▶ _Exercise description_
Reproduce every line of the records below without any change, leaving out the pictures.
— BEGIN Data supplied —
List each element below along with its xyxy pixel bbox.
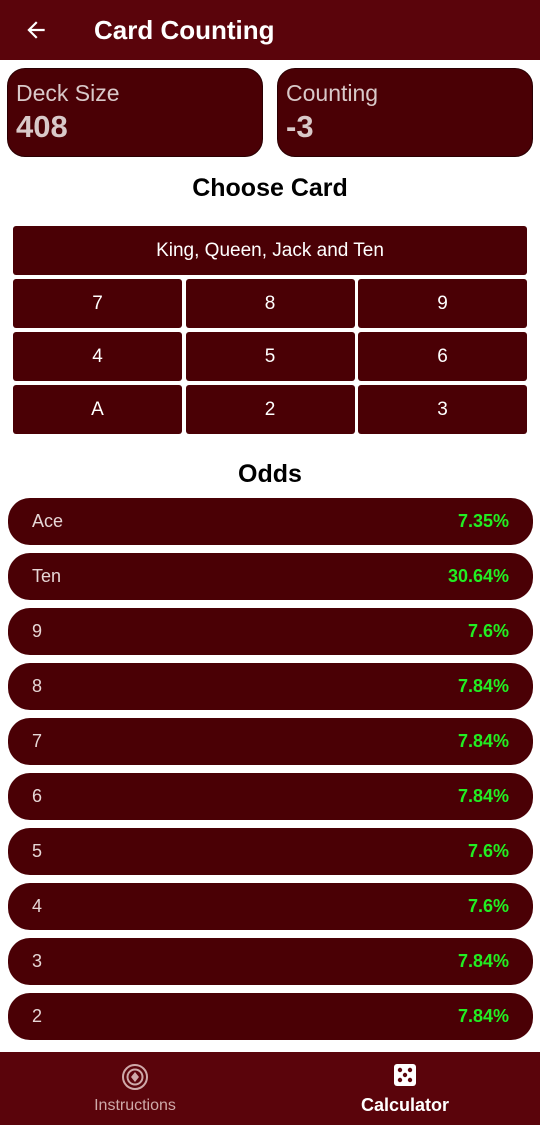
odds-row-ace: Ace 7.35% (8, 498, 533, 545)
card-button-5[interactable]: 5 (185, 332, 355, 381)
odds-value: 7.84% (457, 1006, 509, 1026)
odds-row-2: 2 7.84% (8, 993, 533, 1040)
odds-value: 7.84% (457, 786, 509, 806)
choose-card-title: Choose Card (192, 174, 348, 202)
dice-icon (394, 1064, 416, 1086)
card-button-6[interactable]: 6 (358, 332, 527, 381)
odds-row-ten: Ten 30.64% (8, 553, 533, 600)
deck-size-value: 408 (16, 109, 68, 144)
odds-value: 30.64% (447, 566, 509, 586)
odds-value: 7.35% (457, 511, 509, 531)
arrow-left-icon (27, 21, 45, 39)
odds-label: 6 (32, 786, 43, 806)
card-button-3[interactable]: 3 (358, 385, 527, 434)
odds-label: 7 (32, 731, 43, 751)
card-button-2[interactable]: 2 (185, 385, 355, 434)
odds-label: 3 (32, 951, 43, 971)
odds-row-4: 4 7.6% (8, 883, 533, 930)
odds-label: 2 (32, 1006, 43, 1026)
odds-row-9: 9 7.6% (8, 608, 533, 655)
odds-value: 7.6% (467, 841, 509, 861)
card-picker-row: A 2 3 (13, 385, 527, 434)
odds-row-6: 6 7.84% (8, 773, 533, 820)
odds-list: Ace 7.35% Ten 30.64% 9 7.6% 8 7.84% 7 7.… (8, 498, 533, 1048)
app-bar: Card Counting (0, 0, 540, 60)
card-button-9[interactable]: 9 (358, 279, 527, 328)
odds-label: 8 (32, 676, 43, 696)
odds-label: 9 (32, 621, 43, 641)
deck-size-card: Deck Size 408 (7, 68, 263, 157)
counting-value: -3 (286, 109, 314, 144)
odds-value: 7.84% (457, 676, 509, 696)
odds-title: Odds (238, 460, 302, 488)
card-button-ace[interactable]: A (13, 385, 182, 434)
odds-label: Ten (32, 566, 62, 586)
deck-size-label: Deck Size (16, 80, 120, 106)
odds-label: Ace (32, 511, 64, 531)
odds-label: 5 (32, 841, 43, 861)
odds-row-7: 7 7.84% (8, 718, 533, 765)
odds-row-3: 3 7.84% (8, 938, 533, 985)
odds-row-8: 8 7.84% (8, 663, 533, 710)
nav-item-calculator[interactable]: Calculator (270, 1052, 540, 1125)
counting-card: Counting -3 (277, 68, 533, 157)
card-picker: King, Queen, Jack and Ten 7 8 9 4 5 6 A … (13, 226, 527, 438)
odds-value: 7.6% (467, 896, 509, 916)
nav-label-calculator: Calculator (360, 1095, 450, 1115)
app-root: Card Counting Deck Size 408 Counting -3 … (0, 0, 540, 1125)
card-button-8[interactable]: 8 (185, 279, 355, 328)
card-picker-row: 4 5 6 (13, 332, 527, 381)
target-icon (122, 1063, 148, 1090)
nav-item-instructions[interactable]: Instructions (0, 1052, 270, 1125)
stats-row: Deck Size 408 Counting -3 (7, 68, 533, 157)
card-picker-row: 7 8 9 (13, 279, 527, 328)
counting-label: Counting (286, 80, 379, 106)
odds-value: 7.84% (457, 951, 509, 971)
odds-value: 7.84% (457, 731, 509, 751)
card-button-4[interactable]: 4 (13, 332, 182, 381)
odds-value: 7.6% (467, 621, 509, 641)
odds-label: 4 (32, 896, 43, 916)
card-button-7[interactable]: 7 (13, 279, 182, 328)
page-title: Card Counting (94, 14, 275, 45)
odds-row-5: 5 7.6% (8, 828, 533, 875)
back-button[interactable] (0, 0, 72, 60)
card-button-face-cards[interactable]: King, Queen, Jack and Ten (13, 226, 527, 275)
bottom-navigation: Instructions Calculator (0, 1052, 540, 1125)
nav-label-instructions: Instructions (94, 1096, 176, 1114)
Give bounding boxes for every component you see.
— END Data supplied —
▶ _Problem solution_
List each element below along with its xyxy pixel bbox.
odds-row-ace: Ace 7.35% (8, 498, 533, 545)
card-button-5[interactable]: 5 (185, 332, 355, 381)
odds-value: 7.84% (457, 1006, 509, 1026)
odds-row-2: 2 7.84% (8, 993, 533, 1040)
odds-value: 7.84% (457, 786, 509, 806)
choose-card-title: Choose Card (192, 174, 348, 202)
dice-icon (394, 1064, 416, 1086)
card-button-6[interactable]: 6 (358, 332, 527, 381)
odds-row-ten: Ten 30.64% (8, 553, 533, 600)
deck-size-value: 408 (16, 109, 68, 144)
odds-value: 30.64% (447, 566, 509, 586)
odds-value: 7.35% (457, 511, 509, 531)
arrow-left-icon (27, 21, 45, 39)
odds-label: 6 (32, 786, 43, 806)
card-button-3[interactable]: 3 (358, 385, 527, 434)
odds-label: 7 (32, 731, 43, 751)
card-button-2[interactable]: 2 (185, 385, 355, 434)
odds-label: 3 (32, 951, 43, 971)
odds-row-4: 4 7.6% (8, 883, 533, 930)
odds-label: 2 (32, 1006, 43, 1026)
odds-row-9: 9 7.6% (8, 608, 533, 655)
odds-value: 7.6% (467, 841, 509, 861)
card-picker-row: A 2 3 (13, 385, 527, 434)
odds-row-6: 6 7.84% (8, 773, 533, 820)
odds-list: Ace 7.35% Ten 30.64% 9 7.6% 8 7.84% 7 7.… (8, 498, 533, 1048)
app-bar: Card Counting (0, 0, 540, 60)
card-button-9[interactable]: 9 (358, 279, 527, 328)
odds-label: 8 (32, 676, 43, 696)
odds-label: 9 (32, 621, 43, 641)
deck-size-card: Deck Size 408 (7, 68, 263, 157)
counting-value: -3 (286, 109, 314, 144)
odds-value: 7.84% (457, 676, 509, 696)
odds-title: Odds (238, 460, 302, 488)
card-button-ace[interactable]: A (13, 385, 182, 434)
odds-label: Ten (32, 566, 62, 586)
deck-size-label: Deck Size (16, 80, 120, 106)
odds-label: Ace (32, 511, 64, 531)
odds-label: 5 (32, 841, 43, 861)
odds-row-7: 7 7.84% (8, 718, 533, 765)
odds-row-3: 3 7.84% (8, 938, 533, 985)
odds-row-8: 8 7.84% (8, 663, 533, 710)
nav-item-calculator[interactable]: Calculator (270, 1052, 540, 1125)
counting-card: Counting -3 (277, 68, 533, 157)
card-picker: King, Queen, Jack and Ten 7 8 9 4 5 6 A … (13, 226, 527, 438)
odds-value: 7.6% (467, 896, 509, 916)
nav-label-calculator: Calculator (360, 1095, 450, 1115)
app-root: Card Counting Deck Size 408 Counting -3 … (0, 0, 540, 1125)
card-button-8[interactable]: 8 (185, 279, 355, 328)
card-picker-row: 4 5 6 (13, 332, 527, 381)
target-icon (122, 1063, 148, 1090)
nav-item-instructions[interactable]: Instructions (0, 1052, 270, 1125)
stats-row: Deck Size 408 Counting -3 (7, 68, 533, 157)
card-picker-row: 7 8 9 (13, 279, 527, 328)
counting-label: Counting (286, 80, 379, 106)
odds-value: 7.84% (457, 951, 509, 971)
odds-value: 7.84% (457, 731, 509, 751)
card-button-4[interactable]: 4 (13, 332, 182, 381)
odds-value: 7.6% (467, 621, 509, 641)
odds-label: 4 (32, 896, 43, 916)
card-button-7[interactable]: 7 (13, 279, 182, 328)
page-title: Card Counting (94, 14, 275, 45)
odds-row-5: 5 7.6% (8, 828, 533, 875)
back-button[interactable] (0, 0, 72, 60)
card-button-face-cards[interactable]: King, Queen, Jack and Ten (13, 226, 527, 275)
bottom-navigation: Instructions Calculator (0, 1052, 540, 1125)
nav-label-instructions: Instructions (94, 1096, 176, 1114)
Give bounding boxes for every component you see.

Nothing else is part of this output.